======== TEKS SUMBER

Propaganda dan Diplomasi
Propaganda.
Secara umum kata tersebut bisa berarti mempromosikan suatu ide tertentu. Dalam
bahasa latin propaganda sendiri berarti menuai
atau menyebarkan. Jowett dan donell dalam buku mereka Propaganda dan Persuasi
mengatakan bahwa propaganda itu berbeda apabila dalam jurnalisme propaganda
dikenal sebagai proses mengolah cerita, kejadian atau berita demi menunjukan
sisi baiknya dan menutup-nutup sisi buruk. Dalam politik proses propaganda
lebih ke arah penyebaran dan dampak dari suatu cerita, berita atau kejadian
kepada opini publik. Dalam diplomasi proses propaganda mungkin lebih kepada
menyetir opini lawan kepada apa yang diinginkan oleh orang yang melakukan
propaganda.

================
======== BAGIAN DATA

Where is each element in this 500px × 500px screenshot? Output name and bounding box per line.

================

▶ [TUGAS LATIHAN] Lanjutkan teks tentang propaganda dan diplomasi mulai setelah kalimat terakhirnya. Data ini tidak berhubungan dengan teks tentang propaganda dan diplomasi.

▶ [JAWABAN AKHIR]
Untuk lebih
lengkapnya dilihat pada buku diplomasi oleh S.L. Roy. Dalam bagian propaganda
dan diplomasi ia menuliskan beberapa point-point penting seperti defenisi dari
propaganda itu sendiri. Ia menuliskan penjelasan Terrance Qualter yang
menjelaskan bahwa “Propaganda adalah usaha yang disengaja oleh kelompok atau
individu melalui pemakaian instrumen komunikasi dengan maksud bahwa pada
situasi tertentu reaksi dari mereka yang dipengaruhi adalah seperti yang
diinginkan oleh propagandis.” Berdasarkan penjelasaan tersebut Roy juga menekankan
pada kata “Usaha yang disengaja” sebagai kunci dari gagasan propaganda dan ia
juga berpendapat bahwa hal tersebutlah yang memisahkan antara propaganda dan
non-propaganda. Selain itu ia mengatakan bahwa tiap tindakan promosi hanya bisa
menjadi propaganda bilamana itu menjadi bagian dari kampanye yang disengaja
untuk menghasilkan aksi melalu kontrol sikap dan dari kontrol sikap itu aksi
yang diinginkan oleh propagandis. Perlu adanya pengetahuan psikologi manusia
demi menyampaikan propaganda yang tepat. Roy memberikan contoh ketika Woodrow
Wilson berhasil menyeru rakyat Jerman untuk menyerah kepada sekutu ketika
perang dunia pertama dengan cara menyebarkan teks pidato forteen point wilson di balik garis pertahanan jerman pada saat itu
sehingga berhasil mendorong rakyat Jerman untuk mendesak pangeran maximillan,
kanselir jerman pada saat itu untuk melakukan perundingan damai maka dari itu,
namun apa bila propaganda gagal, maka hal tersebut bisa merusak hubungan negara
dengan negara lainnya karena dianggap sebagai ikut campur dalam urusan dalam
negeri suatu negara seperti yang juga terjadi pada italia rakyat italia tidak
bisa dipropagandakan untuk menekan perdana menteri italia pada saat itu. Roy juga
mengatakan bahwa kondisi politik sudah berubah, tidak lagi hanya masyarakat
elit yang terlibat dalam perpolitikan tetapi juga masyarakat umum lainnya
sehingga penting propaganda untuk mempengaruhi masyarakat umum walaupun itu
harus menggunakan setengah-kebohongan, ataupun kebohongan penuh.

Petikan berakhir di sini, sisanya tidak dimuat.